## THE REQUEST
Extract the full listing below without altering a single character.
------ DATA FOR THIS EXERCISE ------
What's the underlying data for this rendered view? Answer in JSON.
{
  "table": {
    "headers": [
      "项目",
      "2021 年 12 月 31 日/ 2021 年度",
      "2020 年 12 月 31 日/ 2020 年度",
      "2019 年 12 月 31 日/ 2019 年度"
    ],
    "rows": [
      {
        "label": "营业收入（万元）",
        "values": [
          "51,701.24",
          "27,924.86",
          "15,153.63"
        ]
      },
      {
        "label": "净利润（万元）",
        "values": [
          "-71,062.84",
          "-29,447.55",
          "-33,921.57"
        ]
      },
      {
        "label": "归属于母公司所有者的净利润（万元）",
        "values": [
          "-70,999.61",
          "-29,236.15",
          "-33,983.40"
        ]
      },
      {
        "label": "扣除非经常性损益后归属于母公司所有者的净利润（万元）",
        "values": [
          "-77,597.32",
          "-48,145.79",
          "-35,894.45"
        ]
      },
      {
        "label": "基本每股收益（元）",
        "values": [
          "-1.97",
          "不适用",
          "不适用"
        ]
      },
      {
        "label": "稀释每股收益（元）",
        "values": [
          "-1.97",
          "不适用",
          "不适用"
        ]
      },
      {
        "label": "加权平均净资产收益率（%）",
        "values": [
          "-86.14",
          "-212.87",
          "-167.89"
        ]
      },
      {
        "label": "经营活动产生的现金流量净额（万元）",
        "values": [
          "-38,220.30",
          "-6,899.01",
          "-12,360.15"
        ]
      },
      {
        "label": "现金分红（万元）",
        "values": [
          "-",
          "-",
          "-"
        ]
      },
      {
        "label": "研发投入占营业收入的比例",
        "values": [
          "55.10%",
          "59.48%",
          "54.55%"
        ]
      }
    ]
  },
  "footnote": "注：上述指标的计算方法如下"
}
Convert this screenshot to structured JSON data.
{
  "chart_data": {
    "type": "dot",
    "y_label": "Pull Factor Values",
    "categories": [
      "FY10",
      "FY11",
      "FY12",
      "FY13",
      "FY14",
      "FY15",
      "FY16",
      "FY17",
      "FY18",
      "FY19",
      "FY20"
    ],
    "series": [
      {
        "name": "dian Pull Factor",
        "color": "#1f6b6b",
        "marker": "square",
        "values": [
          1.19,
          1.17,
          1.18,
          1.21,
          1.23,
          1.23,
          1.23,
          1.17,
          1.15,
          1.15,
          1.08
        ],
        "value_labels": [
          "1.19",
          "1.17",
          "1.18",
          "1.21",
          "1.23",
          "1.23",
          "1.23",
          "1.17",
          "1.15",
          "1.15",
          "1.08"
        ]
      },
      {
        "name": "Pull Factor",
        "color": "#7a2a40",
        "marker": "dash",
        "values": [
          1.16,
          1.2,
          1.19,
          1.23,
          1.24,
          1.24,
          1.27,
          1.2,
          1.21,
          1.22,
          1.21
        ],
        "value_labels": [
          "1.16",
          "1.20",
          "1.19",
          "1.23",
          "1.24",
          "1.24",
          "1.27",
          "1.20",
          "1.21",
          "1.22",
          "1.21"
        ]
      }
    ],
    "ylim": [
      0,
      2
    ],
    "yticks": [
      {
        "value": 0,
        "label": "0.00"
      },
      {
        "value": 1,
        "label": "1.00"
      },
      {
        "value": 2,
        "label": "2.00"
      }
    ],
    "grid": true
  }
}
------
## RIGHT ANSWER
What's the underlying data for this rendered view? Answer in JSON.
{
  "table": {
    "headers": [
      "项目",
      "2021 年 12 月 31 日/ 2021 年度",
      "2020 年 12 月 31 日/ 2020 年度",
      "2019 年 12 月 31 日/ 2019 年度"
    ],
    "rows": [
      {
        "label": "营业收入（万元）",
        "values": [
          "51,701.24",
          "27,924.86",
          "15,153.63"
        ]
      },
      {
        "label": "净利润（万元）",
        "values": [
          "-71,062.84",
          "-29,447.55",
          "-33,921.57"
        ]
      },
      {
        "label": "归属于母公司所有者的净利润（万元）",
        "values": [
          "-70,999.61",
          "-29,236.15",
          "-33,983.40"
        ]
      },
      {
        "label": "扣除非经常性损益后归属于母公司所有者的净利润（万元）",
        "values": [
          "-77,597.32",
          "-48,145.79",
          "-35,894.45"
        ]
      },
      {
        "label": "基本每股收益（元）",
        "values": [
          "-1.97",
          "不适用",
          "不适用"
        ]
      },
      {
        "label": "稀释每股收益（元）",
        "values": [
          "-1.97",
          "不适用",
          "不适用"
        ]
      },
      {
        "label": "加权平均净资产收益率（%）",
        "values": [
          "-86.14",
          "-212.87",
          "-167.89"
        ]
      },
      {
        "label": "经营活动产生的现金流量净额（万元）",
        "values": [
          "-38,220.30",
          "-6,899.01",
          "-12,360.15"
        ]
      },
      {
        "label": "现金分红（万元）",
        "values": [
          "-",
          "-",
          "-"
        ]
      },
      {
        "label": "研发投入占营业收入的比例",
        "values": [
          "55.10%",
          "59.48%",
          "54.55%"
        ]
      }
    ]
  },
  "footnote": "注：上述指标的计算方法如下"
}
Convert this screenshot to structured JSON data.
{
  "chart_data": {
    "type": "dot",
    "y_label": "Pull Factor Values",
    "categories": [
      "FY10",
      "FY11",
      "FY12",
      "FY13",
      "FY14",
      "FY15",
      "FY16",
      "FY17",
      "FY18",
      "FY19",
      "FY20"
    ],
    "series": [
      {
        "name": "dian Pull Factor",
        "color": "#1f6b6b",
        "marker": "square",
        "values": [
          1.19,
          1.17,
          1.18,
          1.21,
          1.23,
          1.23,
          1.23,
          1.17,
          1.15,
          1.15,
          1.08
        ],
        "value_labels": [
          "1.19",
          "1.17",
          "1.18",
          "1.21",
          "1.23",
          "1.23",
          "1.23",
          "1.17",
          "1.15",
          "1.15",
          "1.08"
        ]
      },
      {
        "name": "Pull Factor",
        "color": "#7a2a40",
        "marker": "dash",
        "values": [
          1.16,
          1.2,
          1.19,
          1.23,
          1.24,
          1.24,
          1.27,
          1.2,
          1.21,
          1.22,
          1.21
        ],
        "value_labels": [
          "1.16",
          "1.20",
          "1.19",
          "1.23",
          "1.24",
          "1.24",
          "1.27",
          "1.20",
          "1.21",
          "1.22",
          "1.21"
        ]
      }
    ],
    "ylim": [
      0,
      2
    ],
    "yticks": [
      {
        "value": 0,
        "label": "0.00"
      },
      {
        "value": 1,
        "label": "1.00"
      },
      {
        "value": 2,
        "label": "2.00"
      }
    ],
    "grid": true
  }
}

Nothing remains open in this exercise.